◆ PROBLEM DETAILS
Pick out each line below containing "icon".

[Dataset items]
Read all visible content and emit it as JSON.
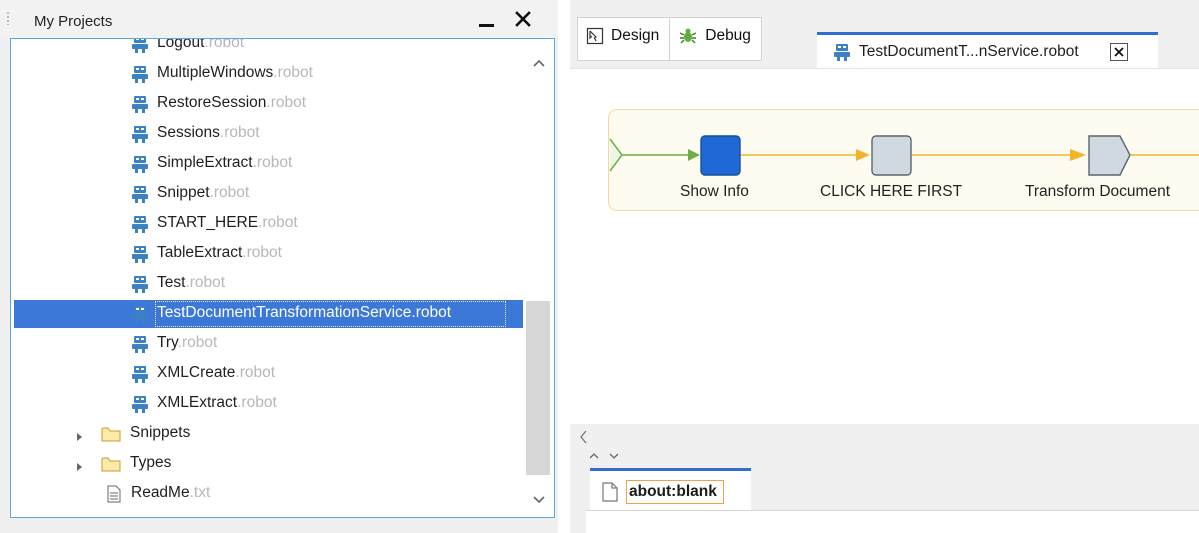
{
  "projects_panel": {
    "title": "My Projects",
    "robots": [
      {
        "name": "Logout",
        "ext": ".robot"
      },
      {
        "name": "MultipleWindows",
        "ext": ".robot"
      },
      {
        "name": "RestoreSession",
        "ext": ".robot"
      },
      {
        "name": "Sessions",
        "ext": ".robot"
      },
      {
        "name": "SimpleExtract",
        "ext": ".robot"
      },
      {
        "name": "Snippet",
        "ext": ".robot"
      },
      {
        "name": "START_HERE",
        "ext": ".robot"
      },
      {
        "name": "TableExtract",
        "ext": ".robot"
      },
      {
        "name": "Test",
        "ext": ".robot"
      },
      {
        "name": "TestDocumentTransformationService.robot",
        "ext": ""
      },
      {
        "name": "Try",
        "ext": ".robot"
      },
      {
        "name": "XMLCreate",
        "ext": ".robot"
      },
      {
        "name": "XMLExtract",
        "ext": ".robot"
      }
    ],
    "selected_index": 9,
    "folders": [
      {
        "name": "Snippets",
        "icon": "folder-icon"
      },
      {
        "name": "Types",
        "icon": "folder-icon"
      }
    ],
    "files": [
      {
        "name": "ReadMe",
        "ext": ".txt",
        "icon": "text-file-icon"
      }
    ]
  },
  "editor": {
    "mode_tabs": [
      {
        "label": "Design",
        "icon": "design-icon"
      },
      {
        "label": "Debug",
        "icon": "bug-icon"
      }
    ],
    "document_tab": {
      "label": "TestDocumentT...nService.robot",
      "icon": "robot-icon"
    },
    "flow_steps": [
      {
        "label": "Show Info"
      },
      {
        "label": "CLICK HERE FIRST"
      },
      {
        "label": "Transform Document"
      }
    ]
  },
  "browser": {
    "tab_label": "about:blank",
    "tab_icon": "page-icon"
  },
  "colors": {
    "selection": "#3b78d8",
    "accent_blue": "#2f6fd1",
    "flow_arrow": "#f3b32a",
    "flow_start": "#6fae45",
    "ext_gray": "#b7b7b7"
  }
}
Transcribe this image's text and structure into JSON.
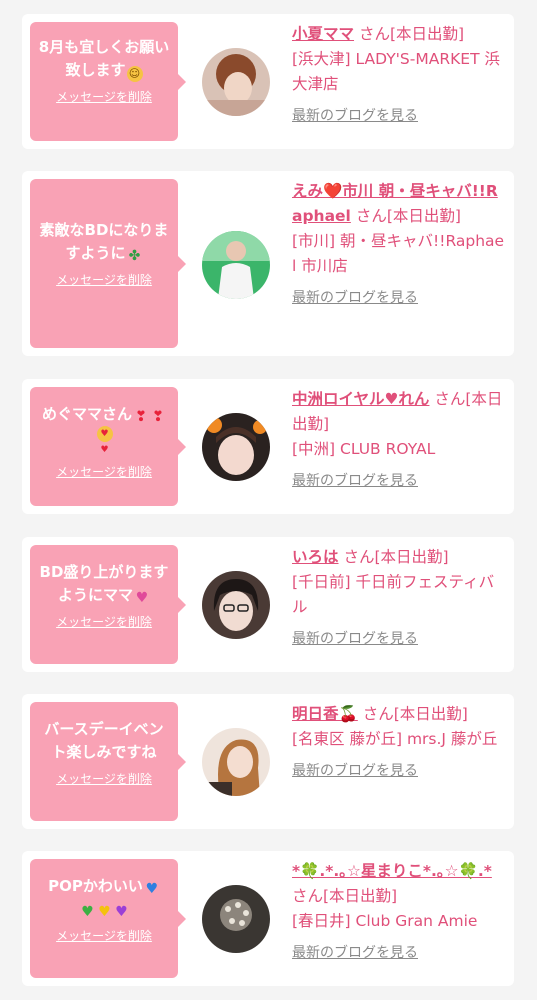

◆ WRITTEN SOLUTION
        "icon": "folder-icon"
        "icon": "folder-icon"
        "icon": "text-file-icon"
        "icon": "design-icon"
        "icon": "bug-icon"
      "icon": "robot-icon"
    "tab_icon": "page-icon"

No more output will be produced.